### EXERCISE TASK:
What is the number of lines containing the word "Miners"? Please answer with that number and nothing more.

= = = =

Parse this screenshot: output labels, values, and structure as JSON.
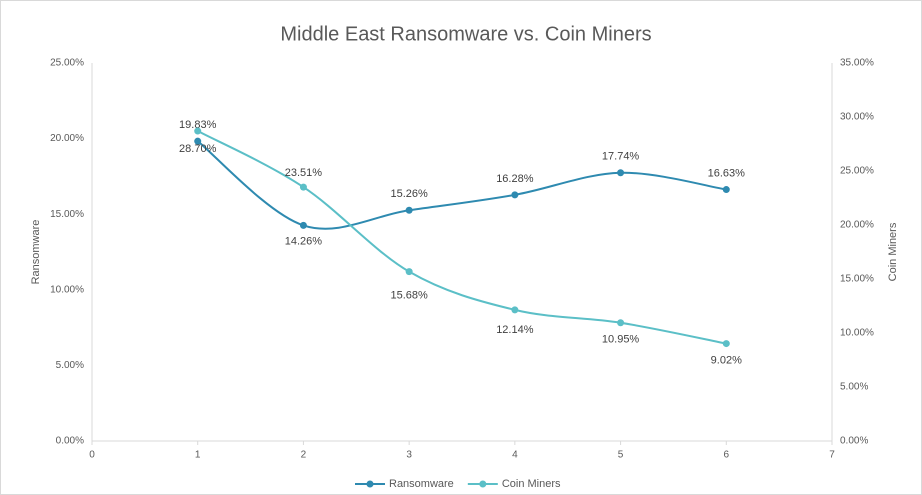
{
  "chart_data": {
    "type": "line",
    "title": "Middle East Ransomware vs. Coin Miners",
    "x": [
      1,
      2,
      3,
      4,
      5,
      6
    ],
    "xlim": [
      0,
      7
    ],
    "xticks": [
      0,
      1,
      2,
      3,
      4,
      5,
      6,
      7
    ],
    "ylabel": "Ransomware",
    "y2label": "Coin Miners",
    "ylim": [
      0,
      25
    ],
    "yticks": [
      {
        "value": 0,
        "label": "0.00%"
      },
      {
        "value": 5,
        "label": "5.00%"
      },
      {
        "value": 10,
        "label": "10.00%"
      },
      {
        "value": 15,
        "label": "15.00%"
      },
      {
        "value": 20,
        "label": "20.00%"
      },
      {
        "value": 25,
        "label": "25.00%"
      }
    ],
    "y2lim": [
      0,
      35
    ],
    "y2ticks": [
      {
        "value": 0,
        "label": "0.00%"
      },
      {
        "value": 5,
        "label": "5.00%"
      },
      {
        "value": 10,
        "label": "10.00%"
      },
      {
        "value": 15,
        "label": "15.00%"
      },
      {
        "value": 20,
        "label": "20.00%"
      },
      {
        "value": 25,
        "label": "25.00%"
      },
      {
        "value": 30,
        "label": "30.00%"
      },
      {
        "value": 35,
        "label": "35.00%"
      }
    ],
    "grid": false,
    "legend": "bottom",
    "smooth": true,
    "series": [
      {
        "name": "Ransomware",
        "color": "#2e8ab0",
        "values": [
          19.83,
          14.26,
          15.26,
          16.28,
          17.74,
          16.63
        ],
        "value_labels": [
          "19.83%",
          "14.26%",
          "15.26%",
          "16.28%",
          "17.74%",
          "16.63%"
        ]
      },
      {
        "name": "Coin Miners",
        "color": "#5bbfc7",
        "axis": "y2",
        "values": [
          28.7,
          23.51,
          15.68,
          12.14,
          10.95,
          9.02
        ],
        "value_labels": [
          "28.70%",
          "23.51%",
          "15.68%",
          "12.14%",
          "10.95%",
          "9.02%"
        ]
      }
    ]
  }
}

= = = =

### SOLUTION TO THIS PROBLEM:
3